EXERCISE INSTRUCTIONS
Locate each line with the string "Please" in the listing below and copy it.

LISTED ENTRIES
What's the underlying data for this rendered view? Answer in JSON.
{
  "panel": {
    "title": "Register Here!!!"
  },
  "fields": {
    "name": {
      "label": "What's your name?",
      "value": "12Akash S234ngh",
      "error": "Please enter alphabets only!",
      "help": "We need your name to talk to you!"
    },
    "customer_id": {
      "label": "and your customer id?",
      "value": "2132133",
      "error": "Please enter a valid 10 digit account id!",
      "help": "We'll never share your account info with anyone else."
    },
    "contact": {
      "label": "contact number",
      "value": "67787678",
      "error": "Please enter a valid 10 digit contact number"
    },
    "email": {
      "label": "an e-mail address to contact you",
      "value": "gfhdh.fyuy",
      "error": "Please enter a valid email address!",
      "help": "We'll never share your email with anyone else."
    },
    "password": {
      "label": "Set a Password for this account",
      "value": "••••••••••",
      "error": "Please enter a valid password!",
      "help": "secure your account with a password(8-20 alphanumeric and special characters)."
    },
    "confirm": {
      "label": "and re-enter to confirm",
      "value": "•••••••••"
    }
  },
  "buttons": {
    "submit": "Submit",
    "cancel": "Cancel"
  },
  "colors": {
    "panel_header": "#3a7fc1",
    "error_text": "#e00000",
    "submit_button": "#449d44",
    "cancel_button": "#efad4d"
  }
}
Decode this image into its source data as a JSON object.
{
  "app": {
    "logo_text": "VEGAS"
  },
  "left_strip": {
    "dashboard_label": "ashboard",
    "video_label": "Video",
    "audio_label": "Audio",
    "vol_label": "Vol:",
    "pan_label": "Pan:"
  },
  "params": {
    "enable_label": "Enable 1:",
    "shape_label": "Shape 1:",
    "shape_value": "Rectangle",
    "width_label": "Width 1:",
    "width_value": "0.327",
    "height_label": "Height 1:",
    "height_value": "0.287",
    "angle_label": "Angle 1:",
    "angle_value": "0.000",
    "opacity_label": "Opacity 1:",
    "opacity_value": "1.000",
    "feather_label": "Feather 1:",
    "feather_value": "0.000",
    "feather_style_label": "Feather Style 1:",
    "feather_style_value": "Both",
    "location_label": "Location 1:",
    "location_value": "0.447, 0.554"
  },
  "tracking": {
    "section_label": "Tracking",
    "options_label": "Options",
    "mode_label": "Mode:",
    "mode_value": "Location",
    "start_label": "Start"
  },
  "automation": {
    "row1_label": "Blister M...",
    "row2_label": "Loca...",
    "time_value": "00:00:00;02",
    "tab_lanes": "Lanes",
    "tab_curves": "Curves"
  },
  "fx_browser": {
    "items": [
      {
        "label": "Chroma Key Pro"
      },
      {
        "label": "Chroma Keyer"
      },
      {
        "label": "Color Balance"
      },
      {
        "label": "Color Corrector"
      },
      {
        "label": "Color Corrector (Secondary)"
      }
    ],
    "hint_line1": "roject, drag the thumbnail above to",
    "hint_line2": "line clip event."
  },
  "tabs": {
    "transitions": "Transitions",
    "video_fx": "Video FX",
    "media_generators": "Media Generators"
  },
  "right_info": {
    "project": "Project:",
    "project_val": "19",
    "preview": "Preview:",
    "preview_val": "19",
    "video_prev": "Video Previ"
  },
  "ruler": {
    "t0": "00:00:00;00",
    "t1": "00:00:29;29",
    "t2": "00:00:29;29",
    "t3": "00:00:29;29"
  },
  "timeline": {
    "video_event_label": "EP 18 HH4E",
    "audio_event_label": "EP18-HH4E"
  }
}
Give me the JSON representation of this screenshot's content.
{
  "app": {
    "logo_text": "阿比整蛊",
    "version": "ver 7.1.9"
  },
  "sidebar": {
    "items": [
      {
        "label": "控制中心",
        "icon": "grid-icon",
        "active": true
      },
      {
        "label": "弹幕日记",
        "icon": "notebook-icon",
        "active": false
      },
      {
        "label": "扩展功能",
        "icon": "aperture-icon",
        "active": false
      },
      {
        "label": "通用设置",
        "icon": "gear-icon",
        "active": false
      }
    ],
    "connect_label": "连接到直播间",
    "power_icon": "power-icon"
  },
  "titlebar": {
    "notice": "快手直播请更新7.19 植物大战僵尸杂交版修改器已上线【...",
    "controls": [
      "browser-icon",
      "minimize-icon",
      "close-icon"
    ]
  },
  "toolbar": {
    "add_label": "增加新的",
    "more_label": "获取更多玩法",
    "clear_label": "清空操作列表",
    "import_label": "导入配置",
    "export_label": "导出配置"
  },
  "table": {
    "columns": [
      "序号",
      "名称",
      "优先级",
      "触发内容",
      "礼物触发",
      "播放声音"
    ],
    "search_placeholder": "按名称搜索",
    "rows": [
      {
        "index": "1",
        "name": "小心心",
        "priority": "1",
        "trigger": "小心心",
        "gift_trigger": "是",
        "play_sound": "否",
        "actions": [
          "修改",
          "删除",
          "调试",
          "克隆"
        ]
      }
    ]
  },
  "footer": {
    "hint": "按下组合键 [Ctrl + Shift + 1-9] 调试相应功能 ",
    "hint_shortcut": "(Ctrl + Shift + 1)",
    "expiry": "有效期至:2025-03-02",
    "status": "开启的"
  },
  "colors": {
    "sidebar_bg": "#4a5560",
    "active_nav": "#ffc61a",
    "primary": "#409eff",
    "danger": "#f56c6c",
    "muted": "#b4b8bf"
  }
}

RIGHT ANSWER
      "error": "Please enter alphabets only!",
      "error": "Please enter a valid 10 digit account id!",
      "error": "Please enter a valid 10 digit contact number"
      "error": "Please enter a valid email address!",
      "error": "Please enter a valid password!",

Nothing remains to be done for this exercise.